Stated problem:
Can you transcribe every entry word for word, skipping the images?

-- -- --

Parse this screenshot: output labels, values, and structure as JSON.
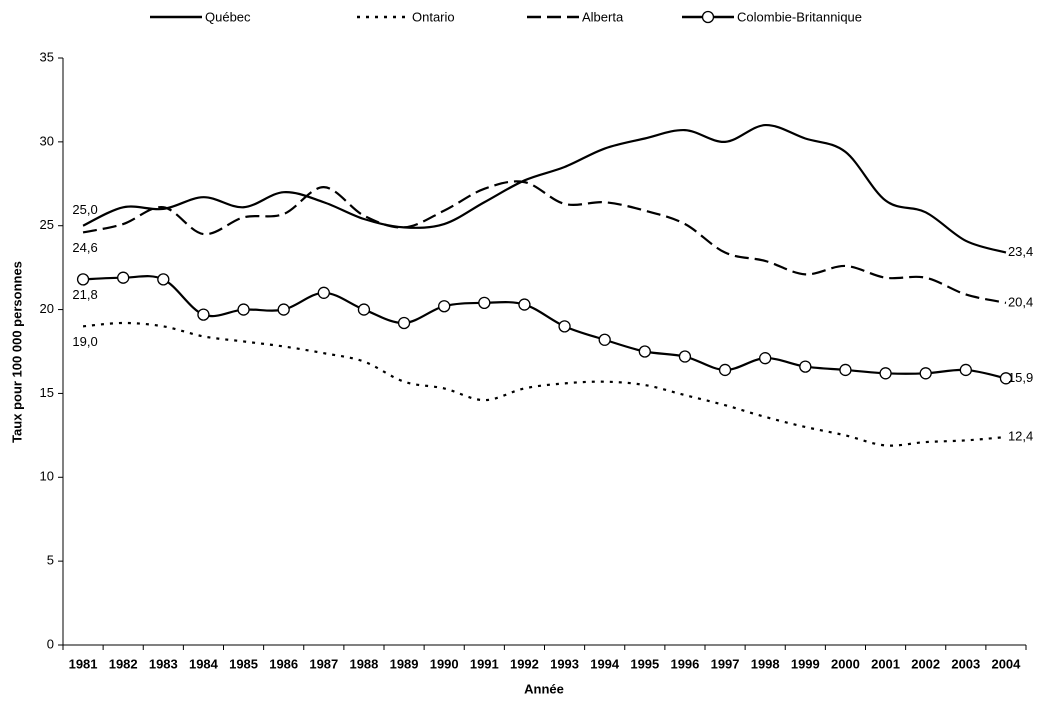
{
  "chart_data": {
    "type": "line",
    "x_label": "Année",
    "y_label": "Taux pour 100 000 personnes",
    "categories": [
      "1981",
      "1982",
      "1983",
      "1984",
      "1985",
      "1986",
      "1987",
      "1988",
      "1989",
      "1990",
      "1991",
      "1992",
      "1993",
      "1994",
      "1995",
      "1996",
      "1997",
      "1998",
      "1999",
      "2000",
      "2001",
      "2002",
      "2003",
      "2004"
    ],
    "ylim": [
      0,
      35
    ],
    "yticks": [
      0,
      5,
      10,
      15,
      20,
      25,
      30,
      35
    ],
    "series": [
      {
        "name": "Québec",
        "color": "#000000",
        "line_style": "solid",
        "marker": "none",
        "values": [
          25.0,
          26.1,
          26.0,
          26.7,
          26.1,
          27.0,
          26.4,
          25.4,
          24.9,
          25.1,
          26.4,
          27.7,
          28.5,
          29.6,
          30.2,
          30.7,
          30.0,
          31.0,
          30.2,
          29.4,
          26.5,
          25.8,
          24.1,
          23.4
        ],
        "value_labels": [
          "25,0",
          null,
          null,
          null,
          null,
          null,
          null,
          null,
          null,
          null,
          null,
          null,
          null,
          null,
          null,
          null,
          null,
          null,
          null,
          null,
          null,
          null,
          null,
          "23,4"
        ]
      },
      {
        "name": "Ontario",
        "color": "#000000",
        "line_style": "dotted",
        "marker": "none",
        "values": [
          19.0,
          19.2,
          19.0,
          18.4,
          18.1,
          17.8,
          17.4,
          16.9,
          15.7,
          15.3,
          14.6,
          15.3,
          15.6,
          15.7,
          15.5,
          14.9,
          14.3,
          13.6,
          13.0,
          12.5,
          11.9,
          12.1,
          12.2,
          12.4
        ],
        "value_labels": [
          "19,0",
          null,
          null,
          null,
          null,
          null,
          null,
          null,
          null,
          null,
          null,
          null,
          null,
          null,
          null,
          null,
          null,
          null,
          null,
          null,
          null,
          null,
          null,
          "12,4"
        ]
      },
      {
        "name": "Alberta",
        "color": "#000000",
        "line_style": "dashed",
        "marker": "none",
        "values": [
          24.6,
          25.1,
          26.1,
          24.5,
          25.5,
          25.7,
          27.3,
          25.6,
          24.9,
          25.9,
          27.2,
          27.6,
          26.3,
          26.4,
          25.9,
          25.1,
          23.4,
          22.9,
          22.1,
          22.6,
          21.9,
          21.9,
          20.9,
          20.4
        ],
        "value_labels": [
          "24,6",
          null,
          null,
          null,
          null,
          null,
          null,
          null,
          null,
          null,
          null,
          null,
          null,
          null,
          null,
          null,
          null,
          null,
          null,
          null,
          null,
          null,
          null,
          "20,4"
        ]
      },
      {
        "name": "Colombie-Britannique",
        "color": "#000000",
        "line_style": "solid",
        "marker": "circle",
        "values": [
          21.8,
          21.9,
          21.8,
          19.7,
          20.0,
          20.0,
          21.0,
          20.0,
          19.2,
          20.2,
          20.4,
          20.3,
          19.0,
          18.2,
          17.5,
          17.2,
          16.4,
          17.1,
          16.6,
          16.4,
          16.2,
          16.2,
          16.4,
          15.9
        ],
        "value_labels": [
          "21,8",
          null,
          null,
          null,
          null,
          null,
          null,
          null,
          null,
          null,
          null,
          null,
          null,
          null,
          null,
          null,
          null,
          null,
          null,
          null,
          null,
          null,
          null,
          "15,9"
        ]
      }
    ]
  }
}
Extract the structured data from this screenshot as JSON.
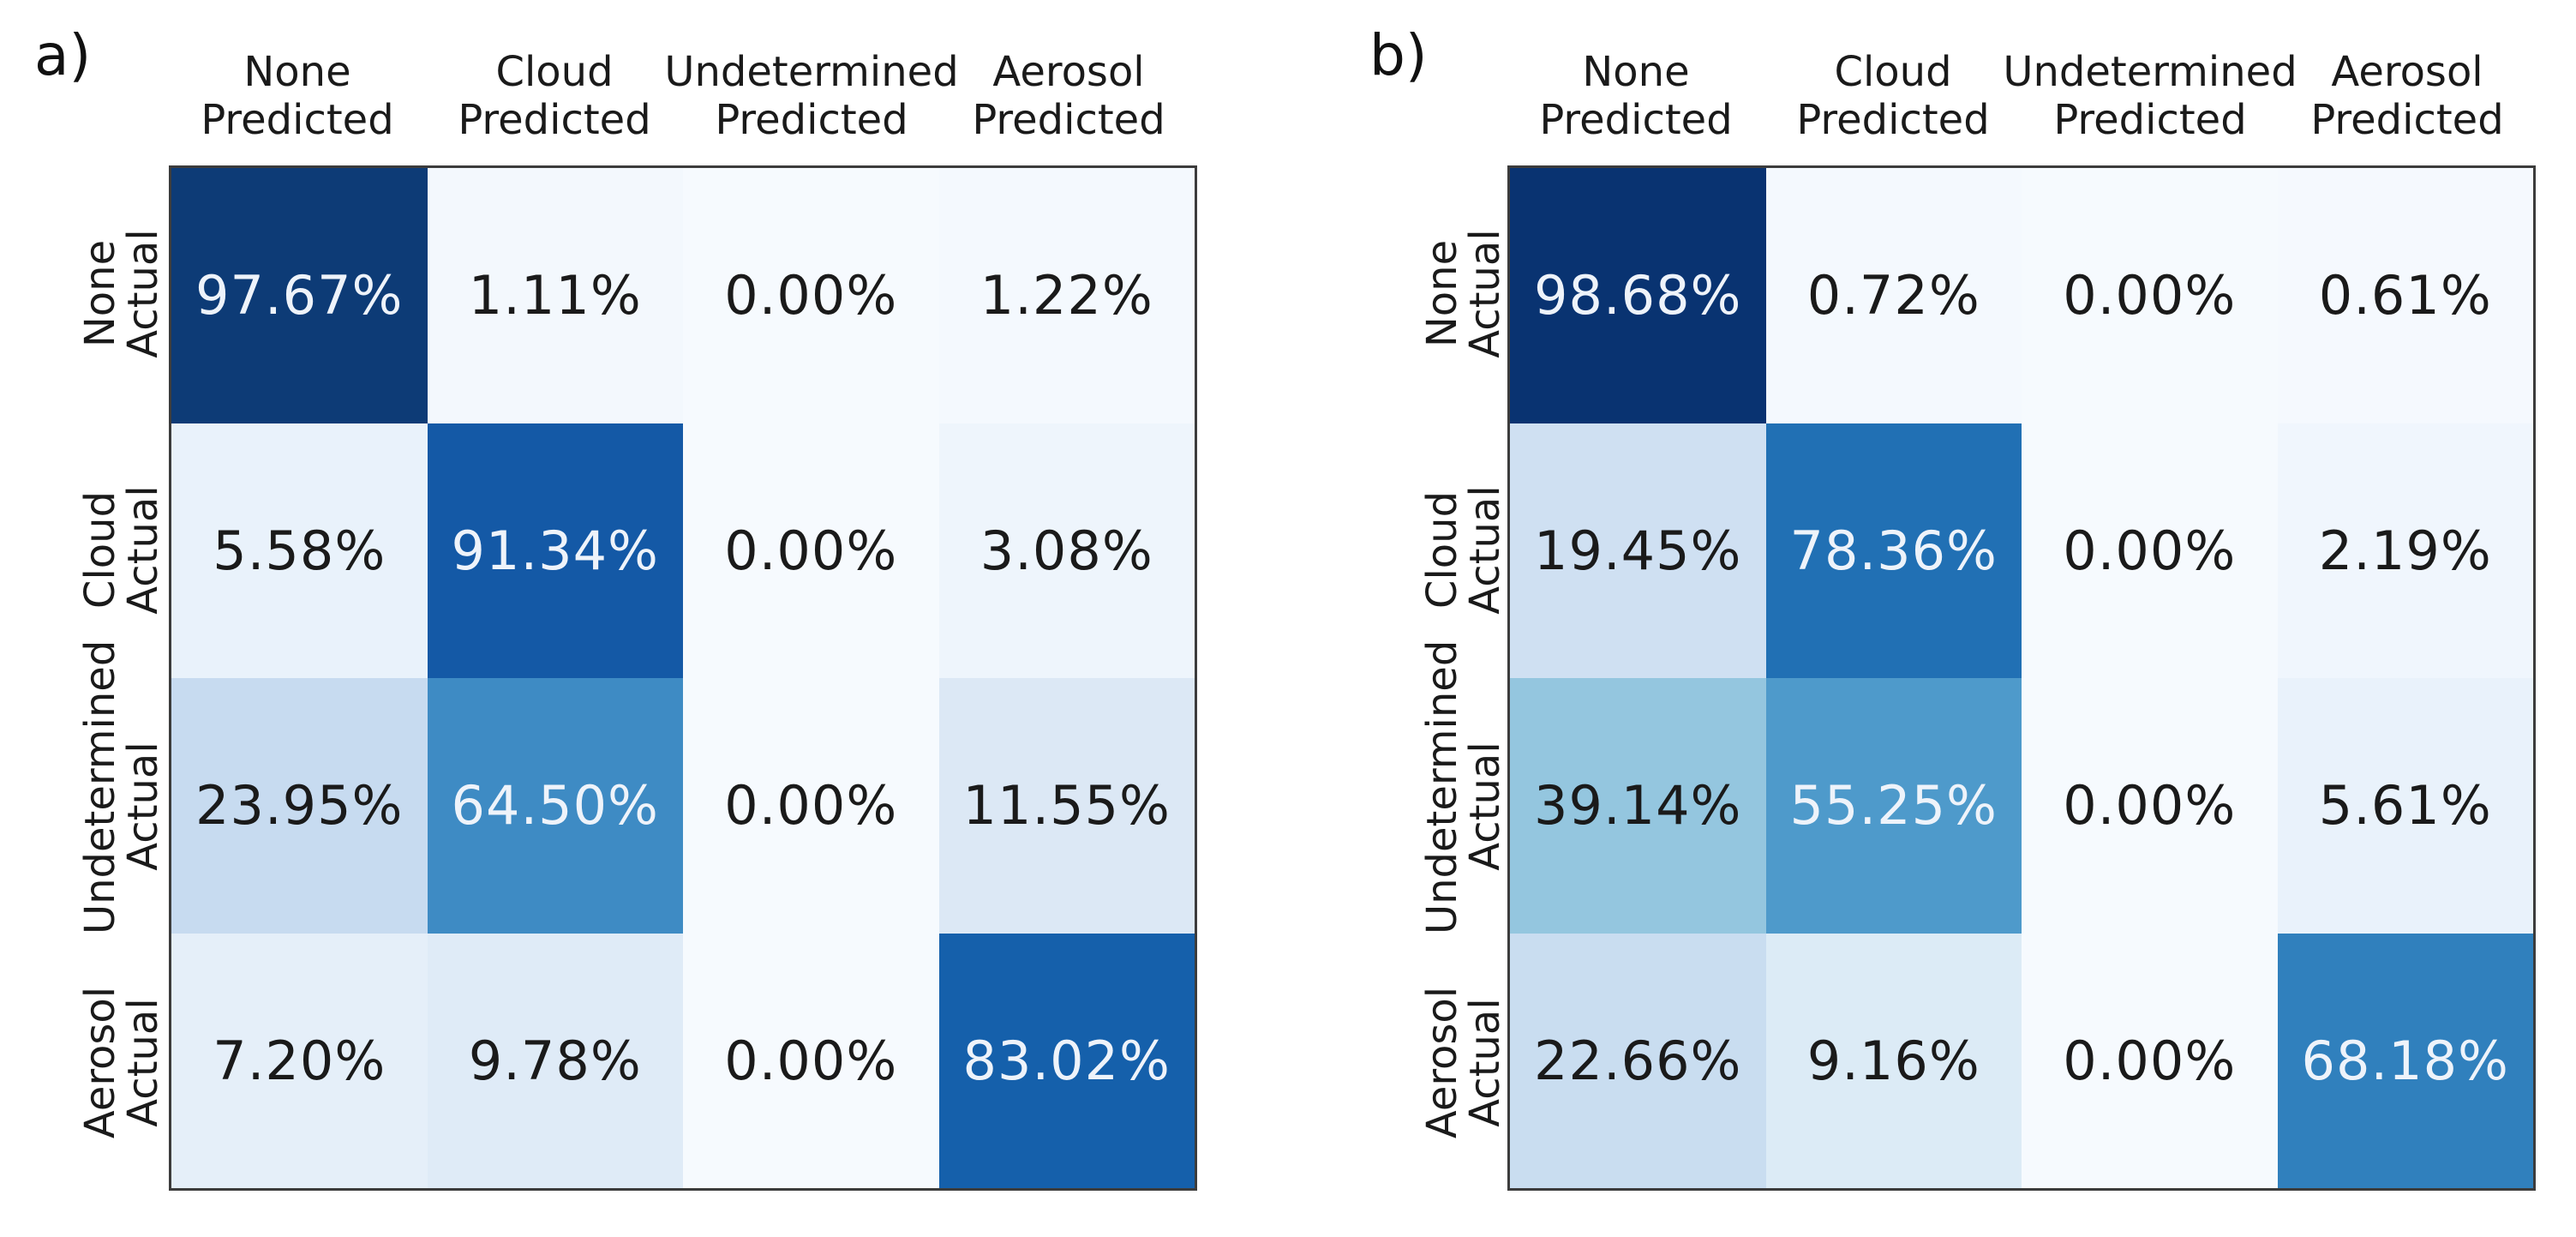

-- -- --

Exercise solution:
Parse this screenshot: output labels, values, and structure as JSON.
{
  "chart_data": {
    "type": "line",
    "x_label": "Année",
    "y_label": "Taux pour 100 000 personnes",
    "categories": [
      "1981",
      "1982",
      "1983",
      "1984",
      "1985",
      "1986",
      "1987",
      "1988",
      "1989",
      "1990",
      "1991",
      "1992",
      "1993",
      "1994",
      "1995",
      "1996",
      "1997",
      "1998",
      "1999",
      "2000",
      "2001",
      "2002",
      "2003",
      "2004"
    ],
    "ylim": [
      0,
      35
    ],
    "yticks": [
      0,
      5,
      10,
      15,
      20,
      25,
      30,
      35
    ],
    "series": [
      {
        "name": "Québec",
        "color": "#000000",
        "line_style": "solid",
        "marker": "none",
        "values": [
          25.0,
          26.1,
          26.0,
          26.7,
          26.1,
          27.0,
          26.4,
          25.4,
          24.9,
          25.1,
          26.4,
          27.7,
          28.5,
          29.6,
          30.2,
          30.7,
          30.0,
          31.0,
          30.2,
          29.4,
          26.5,
          25.8,
          24.1,
          23.4
        ],
        "value_labels": [
          "25,0",
          null,
          null,
          null,
          null,
          null,
          null,
          null,
          null,
          null,
          null,
          null,
          null,
          null,
          null,
          null,
          null,
          null,
          null,
          null,
          null,
          null,
          null,
          "23,4"
        ]
      },
      {
        "name": "Ontario",
        "color": "#000000",
        "line_style": "dotted",
        "marker": "none",
        "values": [
          19.0,
          19.2,
          19.0,
          18.4,
          18.1,
          17.8,
          17.4,
          16.9,
          15.7,
          15.3,
          14.6,
          15.3,
          15.6,
          15.7,
          15.5,
          14.9,
          14.3,
          13.6,
          13.0,
          12.5,
          11.9,
          12.1,
          12.2,
          12.4
        ],
        "value_labels": [
          "19,0",
          null,
          null,
          null,
          null,
          null,
          null,
          null,
          null,
          null,
          null,
          null,
          null,
          null,
          null,
          null,
          null,
          null,
          null,
          null,
          null,
          null,
          null,
          "12,4"
        ]
      },
      {
        "name": "Alberta",
        "color": "#000000",
        "line_style": "dashed",
        "marker": "none",
        "values": [
          24.6,
          25.1,
          26.1,
          24.5,
          25.5,
          25.7,
          27.3,
          25.6,
          24.9,
          25.9,
          27.2,
          27.6,
          26.3,
          26.4,
          25.9,
          25.1,
          23.4,
          22.9,
          22.1,
          22.6,
          21.9,
          21.9,
          20.9,
          20.4
        ],
        "value_labels": [
          "24,6",
          null,
          null,
          null,
          null,
          null,
          null,
          null,
          null,
          null,
          null,
          null,
          null,
          null,
          null,
          null,
          null,
          null,
          null,
          null,
          null,
          null,
          null,
          "20,4"
        ]
      },
      {
        "name": "Colombie-Britannique",
        "color": "#000000",
        "line_style": "solid",
        "marker": "circle",
        "values": [
          21.8,
          21.9,
          21.8,
          19.7,
          20.0,
          20.0,
          21.0,
          20.0,
          19.2,
          20.2,
          20.4,
          20.3,
          19.0,
          18.2,
          17.5,
          17.2,
          16.4,
          17.1,
          16.6,
          16.4,
          16.2,
          16.2,
          16.4,
          15.9
        ],
        "value_labels": [
          "21,8",
          null,
          null,
          null,
          null,
          null,
          null,
          null,
          null,
          null,
          null,
          null,
          null,
          null,
          null,
          null,
          null,
          null,
          null,
          null,
          null,
          null,
          null,
          "15,9"
        ]
      }
    ]
  }
}
Extract the structured data from this screenshot as JSON.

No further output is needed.